==== EXERCISE MATERIALS ====

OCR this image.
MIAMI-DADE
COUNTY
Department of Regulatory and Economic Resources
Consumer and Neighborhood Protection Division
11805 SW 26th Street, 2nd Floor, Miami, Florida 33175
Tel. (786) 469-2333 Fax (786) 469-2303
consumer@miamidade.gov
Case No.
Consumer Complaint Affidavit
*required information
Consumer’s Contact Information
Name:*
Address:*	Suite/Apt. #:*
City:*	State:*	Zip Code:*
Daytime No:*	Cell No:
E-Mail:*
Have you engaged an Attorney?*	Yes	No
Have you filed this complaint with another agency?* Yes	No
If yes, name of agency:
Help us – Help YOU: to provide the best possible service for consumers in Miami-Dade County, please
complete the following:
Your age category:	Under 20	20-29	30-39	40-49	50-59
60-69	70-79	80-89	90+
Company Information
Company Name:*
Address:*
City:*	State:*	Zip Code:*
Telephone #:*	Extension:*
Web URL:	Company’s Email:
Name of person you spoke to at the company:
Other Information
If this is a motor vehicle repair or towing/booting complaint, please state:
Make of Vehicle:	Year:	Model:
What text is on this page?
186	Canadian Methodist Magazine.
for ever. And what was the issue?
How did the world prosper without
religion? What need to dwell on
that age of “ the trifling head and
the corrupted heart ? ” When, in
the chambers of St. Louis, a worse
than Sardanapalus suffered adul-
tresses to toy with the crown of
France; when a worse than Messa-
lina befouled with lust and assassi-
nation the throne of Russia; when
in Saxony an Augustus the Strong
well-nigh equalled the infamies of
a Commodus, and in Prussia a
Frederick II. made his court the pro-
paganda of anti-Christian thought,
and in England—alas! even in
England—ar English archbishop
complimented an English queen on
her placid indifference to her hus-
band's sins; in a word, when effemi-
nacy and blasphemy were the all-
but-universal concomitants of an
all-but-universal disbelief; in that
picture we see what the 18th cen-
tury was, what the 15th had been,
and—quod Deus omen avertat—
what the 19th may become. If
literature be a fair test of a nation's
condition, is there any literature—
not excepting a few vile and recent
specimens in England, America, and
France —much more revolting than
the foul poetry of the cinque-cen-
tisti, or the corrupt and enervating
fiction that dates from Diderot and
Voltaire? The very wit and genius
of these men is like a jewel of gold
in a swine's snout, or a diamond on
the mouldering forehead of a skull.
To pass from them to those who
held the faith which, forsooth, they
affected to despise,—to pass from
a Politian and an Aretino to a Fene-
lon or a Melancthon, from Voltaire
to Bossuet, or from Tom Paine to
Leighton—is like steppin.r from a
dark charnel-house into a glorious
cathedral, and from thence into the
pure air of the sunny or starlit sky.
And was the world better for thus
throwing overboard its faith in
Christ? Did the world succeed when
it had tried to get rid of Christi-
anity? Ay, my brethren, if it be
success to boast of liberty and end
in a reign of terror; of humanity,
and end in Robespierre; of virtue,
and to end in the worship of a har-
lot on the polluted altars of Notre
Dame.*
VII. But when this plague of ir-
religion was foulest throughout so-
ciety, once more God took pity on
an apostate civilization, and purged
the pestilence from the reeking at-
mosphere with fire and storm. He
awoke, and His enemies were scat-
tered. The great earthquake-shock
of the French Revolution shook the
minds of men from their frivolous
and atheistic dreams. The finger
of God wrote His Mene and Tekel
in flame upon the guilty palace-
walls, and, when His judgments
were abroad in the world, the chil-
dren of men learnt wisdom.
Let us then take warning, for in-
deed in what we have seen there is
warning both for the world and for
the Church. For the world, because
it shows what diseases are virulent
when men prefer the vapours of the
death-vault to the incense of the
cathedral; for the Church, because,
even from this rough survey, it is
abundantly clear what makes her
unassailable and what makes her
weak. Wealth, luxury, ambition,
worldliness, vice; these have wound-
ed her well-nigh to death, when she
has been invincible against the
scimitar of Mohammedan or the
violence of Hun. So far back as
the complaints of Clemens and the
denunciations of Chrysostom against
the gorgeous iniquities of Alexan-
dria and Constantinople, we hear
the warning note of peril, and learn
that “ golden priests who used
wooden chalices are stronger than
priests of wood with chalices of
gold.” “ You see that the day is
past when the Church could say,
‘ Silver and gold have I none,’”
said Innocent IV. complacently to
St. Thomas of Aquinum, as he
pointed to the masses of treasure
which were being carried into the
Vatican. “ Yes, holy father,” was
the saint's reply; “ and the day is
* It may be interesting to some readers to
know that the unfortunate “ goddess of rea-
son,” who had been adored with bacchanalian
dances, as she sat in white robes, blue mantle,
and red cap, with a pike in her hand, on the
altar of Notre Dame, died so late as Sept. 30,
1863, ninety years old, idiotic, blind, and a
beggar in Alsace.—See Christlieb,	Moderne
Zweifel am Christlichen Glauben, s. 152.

====

#### [TASK TO COMPLETE]
The records above must be repeated exactly, every one of them.

#### [CORRECT OUTPUT]
OCR this image.
MIAMI-DADE
COUNTY
Department of Regulatory and Economic Resources
Consumer and Neighborhood Protection Division
11805 SW 26th Street, 2nd Floor, Miami, Florida 33175
Tel. (786) 469-2333 Fax (786) 469-2303
consumer@miamidade.gov
Case No.
Consumer Complaint Affidavit
*required information
Consumer’s Contact Information
Name:*
Address:*	Suite/Apt. #:*
City:*	State:*	Zip Code:*
Daytime No:*	Cell No:
E-Mail:*
Have you engaged an Attorney?*	Yes	No
Have you filed this complaint with another agency?* Yes	No
If yes, name of agency:
Help us – Help YOU: to provide the best possible service for consumers in Miami-Dade County, please
complete the following:
Your age category:	Under 20	20-29	30-39	40-49	50-59
60-69	70-79	80-89	90+
Company Information
Company Name:*
Address:*
City:*	State:*	Zip Code:*
Telephone #:*	Extension:*
Web URL:	Company’s Email:
Name of person you spoke to at the company:
Other Information
If this is a motor vehicle repair or towing/booting complaint, please state:
Make of Vehicle:	Year:	Model:
What text is on this page?
186	Canadian Methodist Magazine.
for ever. And what was the issue?
How did the world prosper without
religion? What need to dwell on
that age of “ the trifling head and
the corrupted heart ? ” When, in
the chambers of St. Louis, a worse
than Sardanapalus suffered adul-
tresses to toy with the crown of
France; when a worse than Messa-
lina befouled with lust and assassi-
nation the throne of Russia; when
in Saxony an Augustus the Strong
well-nigh equalled the infamies of
a Commodus, and in Prussia a
Frederick II. made his court the pro-
paganda of anti-Christian thought,
and in England—alas! even in
England—ar English archbishop
complimented an English queen on
her placid indifference to her hus-
band's sins; in a word, when effemi-
nacy and blasphemy were the all-
but-universal concomitants of an
all-but-universal disbelief; in that
picture we see what the 18th cen-
tury was, what the 15th had been,
and—quod Deus omen avertat—
what the 19th may become. If
literature be a fair test of a nation's
condition, is there any literature—
not excepting a few vile and recent
specimens in England, America, and
France —much more revolting than
the foul poetry of the cinque-cen-
tisti, or the corrupt and enervating
fiction that dates from Diderot and
Voltaire? The very wit and genius
of these men is like a jewel of gold
in a swine's snout, or a diamond on
the mouldering forehead of a skull.
To pass from them to those who
held the faith which, forsooth, they
affected to despise,—to pass from
a Politian and an Aretino to a Fene-
lon or a Melancthon, from Voltaire
to Bossuet, or from Tom Paine to
Leighton—is like steppin.r from a
dark charnel-house into a glorious
cathedral, and from thence into the
pure air of the sunny or starlit sky.
And was the world better for thus
throwing overboard its faith in
Christ? Did the world succeed when
it had tried to get rid of Christi-
anity? Ay, my brethren, if it be
success to boast of liberty and end
in a reign of terror; of humanity,
and end in Robespierre; of virtue,
and to end in the worship of a har-
lot on the polluted altars of Notre
Dame.*
VII. But when this plague of ir-
religion was foulest throughout so-
ciety, once more God took pity on
an apostate civilization, and purged
the pestilence from the reeking at-
mosphere with fire and storm. He
awoke, and His enemies were scat-
tered. The great earthquake-shock
of the French Revolution shook the
minds of men from their frivolous
and atheistic dreams. The finger
of God wrote His Mene and Tekel
in flame upon the guilty palace-
walls, and, when His judgments
were abroad in the world, the chil-
dren of men learnt wisdom.
Let us then take warning, for in-
deed in what we have seen there is
warning both for the world and for
the Church. For the world, because
it shows what diseases are virulent
when men prefer the vapours of the
death-vault to the incense of the
cathedral; for the Church, because,
even from this rough survey, it is
abundantly clear what makes her
unassailable and what makes her
weak. Wealth, luxury, ambition,
worldliness, vice; these have wound-
ed her well-nigh to death, when she
has been invincible against the
scimitar of Mohammedan or the
violence of Hun. So far back as
the complaints of Clemens and the
denunciations of Chrysostom against
the gorgeous iniquities of Alexan-
dria and Constantinople, we hear
the warning note of peril, and learn
that “ golden priests who used
wooden chalices are stronger than
priests of wood with chalices of
gold.” “ You see that the day is
past when the Church could say,
‘ Silver and gold have I none,’”
said Innocent IV. complacently to
St. Thomas of Aquinum, as he
pointed to the masses of treasure
which were being carried into the
Vatican. “ Yes, holy father,” was
the saint's reply; “ and the day is
* It may be interesting to some readers to
know that the unfortunate “ goddess of rea-
son,” who had been adored with bacchanalian
dances, as she sat in white robes, blue mantle,
and red cap, with a pike in her hand, on the
altar of Notre Dame, died so late as Sept. 30,
1863, ninety years old, idiotic, blind, and a
beggar in Alsace.—See Christlieb,	Moderne
Zweifel am Christlichen Glauben, s. 152.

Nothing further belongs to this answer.